# Selected passage start

This document is relevant for: Trn1, Trn2

CPU Mode Overview#

CPU mode allows users to run parallel primitives like RowParallelLinear and ColumnParallelLinear on CPU. This is useful when debugging or developing model sharding and want to check the intermediate results of sharded layers. The CPU mode runs in PyTorch’s eager mode and does not require the compilation steps of torch-xla and Neuron compiler. The collective communications like all-reduce use the PyTorch’s gloo backend for communications.

To enable the CPU mode, we need to set the environment variable NXD_CPU_MODE=1 to enable the CPU mode. As the CPU mode leverages Gloo backend for communication, users need to initialize the distributed environment with “gloo” backend instead of “xla” backend. In the following, we given an example of a MLP with Tensor Parallel linear layers.

# Selected passage end

## Task list:
[1] Please copy the CPU mode overview word for word, from "To enable the CPU mode, we" to "Parallel linear layers.".
[2] Answer these questions from the CPU mode overview:
(a) Which products is the document relevant for?
(b) In which PyTorch mode does CPU mode run?
(c) What environment variable setting enables CPU mode?

# Dataset extract start

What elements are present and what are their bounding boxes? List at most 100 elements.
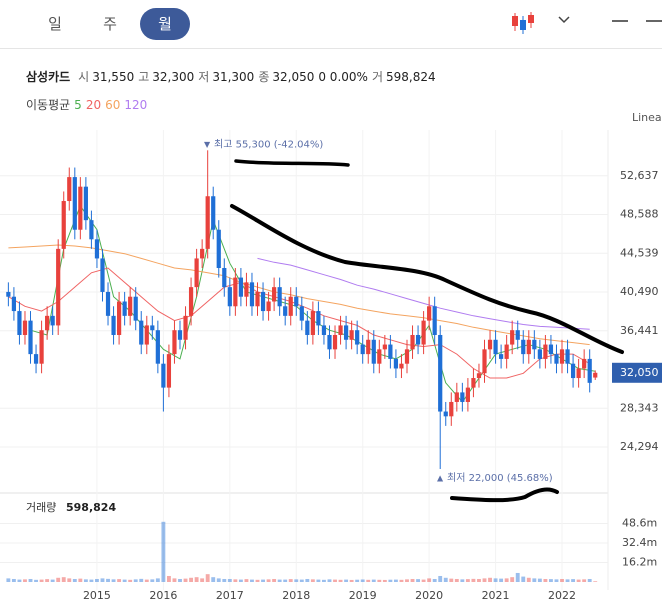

# Dataset extract end

## Response list:
[1]
To enable the CPU mode, we need to set the environment variable NXD_CPU_MODE=1 to enable the CPU mode. As the CPU mode leverages Gloo backend for communication, users need to initialize the distributed environment with “gloo” backend instead of “xla” backend. In the following, we given an example of a MLP with Tensor Parallel linear layers.

[2]
(a) Trn1 and Trn2
(b) Eager mode
(c) NXD_CPU_MODE=1